Exercise aim.
Find and copy every line in the records that includes the string "dahi".

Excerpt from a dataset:
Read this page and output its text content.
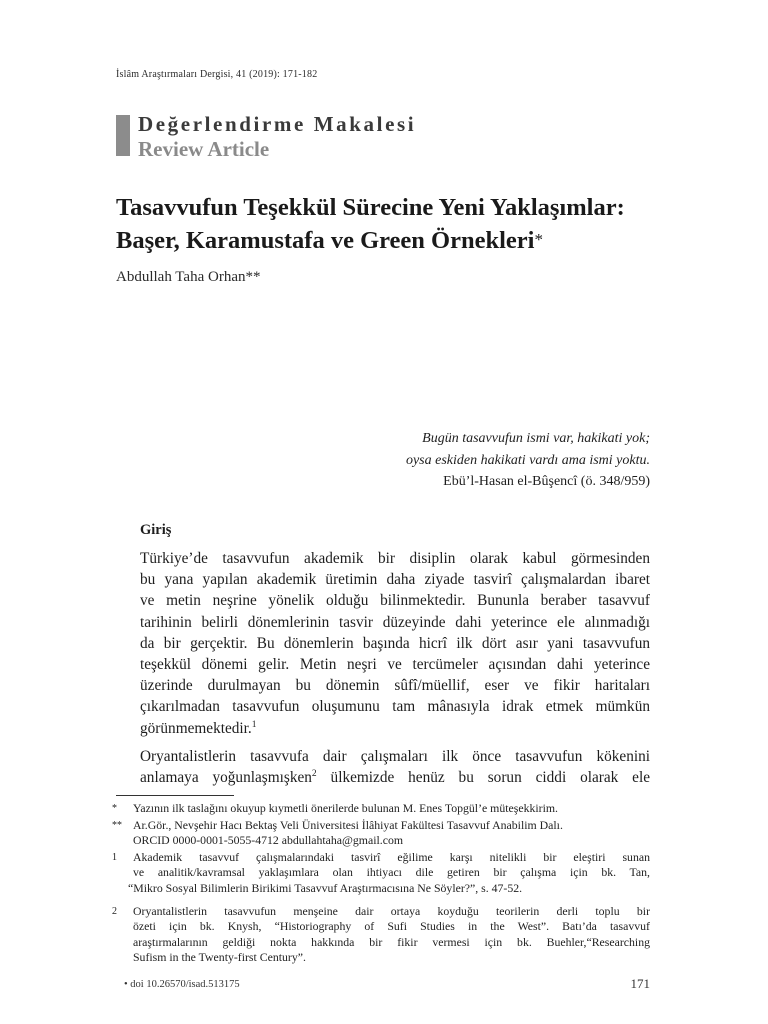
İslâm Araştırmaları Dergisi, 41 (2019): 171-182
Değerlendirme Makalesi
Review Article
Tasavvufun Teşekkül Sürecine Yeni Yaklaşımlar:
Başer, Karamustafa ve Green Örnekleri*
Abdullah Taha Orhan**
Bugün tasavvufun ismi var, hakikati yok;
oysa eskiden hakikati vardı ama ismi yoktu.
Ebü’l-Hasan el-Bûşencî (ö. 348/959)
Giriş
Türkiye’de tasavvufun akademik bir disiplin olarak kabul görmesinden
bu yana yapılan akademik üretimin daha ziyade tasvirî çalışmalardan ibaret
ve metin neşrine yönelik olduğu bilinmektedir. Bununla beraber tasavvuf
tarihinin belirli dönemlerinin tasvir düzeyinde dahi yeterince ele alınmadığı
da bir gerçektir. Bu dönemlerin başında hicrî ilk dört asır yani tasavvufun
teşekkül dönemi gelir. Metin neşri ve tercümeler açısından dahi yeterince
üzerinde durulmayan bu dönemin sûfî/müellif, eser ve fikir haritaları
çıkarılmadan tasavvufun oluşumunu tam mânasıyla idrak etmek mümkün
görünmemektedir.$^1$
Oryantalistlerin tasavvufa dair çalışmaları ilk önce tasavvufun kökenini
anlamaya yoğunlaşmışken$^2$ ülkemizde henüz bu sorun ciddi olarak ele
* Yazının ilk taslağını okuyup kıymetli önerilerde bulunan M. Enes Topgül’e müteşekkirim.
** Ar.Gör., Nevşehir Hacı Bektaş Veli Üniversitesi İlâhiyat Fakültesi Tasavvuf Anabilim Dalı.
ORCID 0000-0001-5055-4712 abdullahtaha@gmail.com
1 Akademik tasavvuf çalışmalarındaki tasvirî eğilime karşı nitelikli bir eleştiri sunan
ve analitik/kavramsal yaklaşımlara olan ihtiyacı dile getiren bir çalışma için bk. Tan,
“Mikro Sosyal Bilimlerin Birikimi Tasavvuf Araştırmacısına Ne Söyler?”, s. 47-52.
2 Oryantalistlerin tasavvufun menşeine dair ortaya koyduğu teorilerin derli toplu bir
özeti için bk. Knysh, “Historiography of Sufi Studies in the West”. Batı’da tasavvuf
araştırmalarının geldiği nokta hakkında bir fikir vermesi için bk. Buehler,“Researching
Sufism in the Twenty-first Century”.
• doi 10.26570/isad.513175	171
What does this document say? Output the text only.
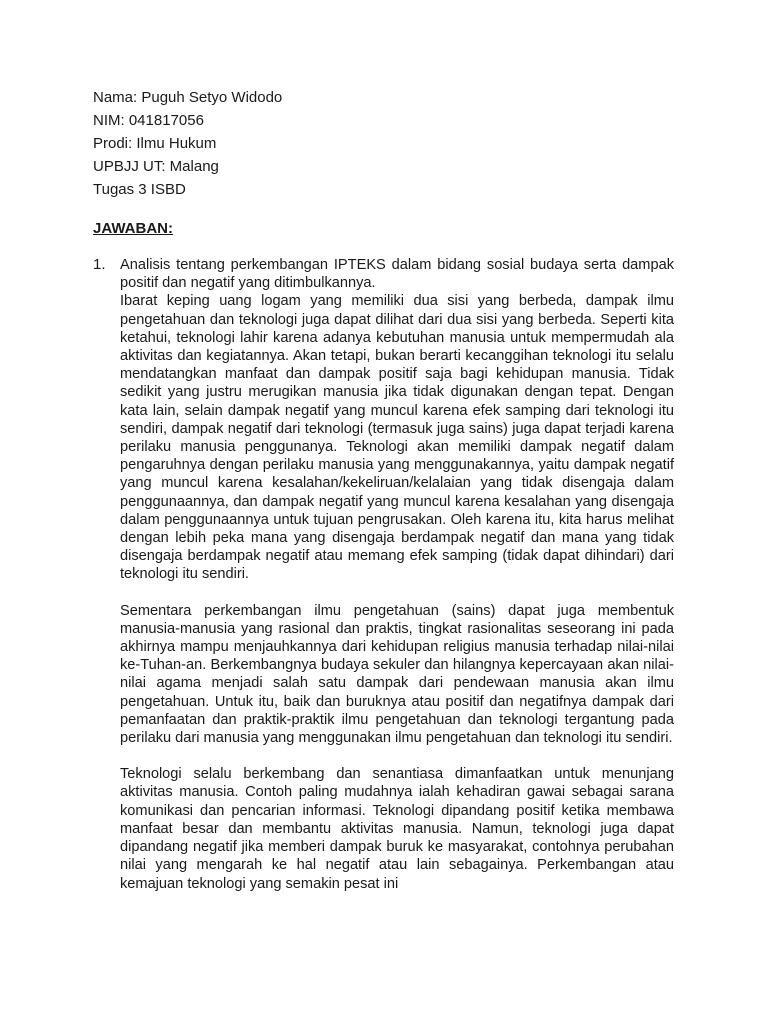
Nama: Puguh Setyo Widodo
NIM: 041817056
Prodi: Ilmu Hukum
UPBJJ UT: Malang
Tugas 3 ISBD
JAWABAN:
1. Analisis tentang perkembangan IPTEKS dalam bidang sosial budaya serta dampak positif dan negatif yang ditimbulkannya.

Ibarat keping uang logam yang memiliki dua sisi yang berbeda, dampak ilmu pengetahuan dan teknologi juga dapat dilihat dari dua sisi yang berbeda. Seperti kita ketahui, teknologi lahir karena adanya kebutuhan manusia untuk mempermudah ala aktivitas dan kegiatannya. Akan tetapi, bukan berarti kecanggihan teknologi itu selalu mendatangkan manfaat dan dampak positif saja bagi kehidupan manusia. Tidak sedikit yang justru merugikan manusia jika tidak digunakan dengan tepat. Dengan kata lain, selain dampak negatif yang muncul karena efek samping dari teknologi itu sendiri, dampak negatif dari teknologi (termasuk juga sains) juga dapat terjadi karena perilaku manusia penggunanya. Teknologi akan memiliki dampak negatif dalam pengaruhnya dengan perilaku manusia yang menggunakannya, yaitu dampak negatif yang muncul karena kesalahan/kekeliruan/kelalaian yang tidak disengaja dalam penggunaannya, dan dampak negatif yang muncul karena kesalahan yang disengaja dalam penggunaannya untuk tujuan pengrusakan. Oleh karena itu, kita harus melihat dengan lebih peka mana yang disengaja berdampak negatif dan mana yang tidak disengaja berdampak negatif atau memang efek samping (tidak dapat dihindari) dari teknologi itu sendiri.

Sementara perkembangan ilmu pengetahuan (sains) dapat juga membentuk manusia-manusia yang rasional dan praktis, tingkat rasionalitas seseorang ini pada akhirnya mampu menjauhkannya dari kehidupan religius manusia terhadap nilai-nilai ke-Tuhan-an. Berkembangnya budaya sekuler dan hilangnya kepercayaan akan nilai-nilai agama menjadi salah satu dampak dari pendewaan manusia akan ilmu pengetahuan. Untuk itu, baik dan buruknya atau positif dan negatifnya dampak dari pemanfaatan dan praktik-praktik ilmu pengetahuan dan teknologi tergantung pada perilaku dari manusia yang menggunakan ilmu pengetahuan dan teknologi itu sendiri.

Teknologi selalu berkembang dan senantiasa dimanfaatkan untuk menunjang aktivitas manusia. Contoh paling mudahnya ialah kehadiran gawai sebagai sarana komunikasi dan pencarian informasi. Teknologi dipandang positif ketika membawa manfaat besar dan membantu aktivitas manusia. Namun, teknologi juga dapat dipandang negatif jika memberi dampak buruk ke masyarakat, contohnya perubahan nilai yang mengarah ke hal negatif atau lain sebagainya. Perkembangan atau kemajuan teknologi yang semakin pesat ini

Solution to this task.
tarihinin belirli dönemlerinin tasvir düzeyinde dahi yeterince ele alınmadığı
teşekkül dönemi gelir. Metin neşri ve tercümeler açısından dahi yeterince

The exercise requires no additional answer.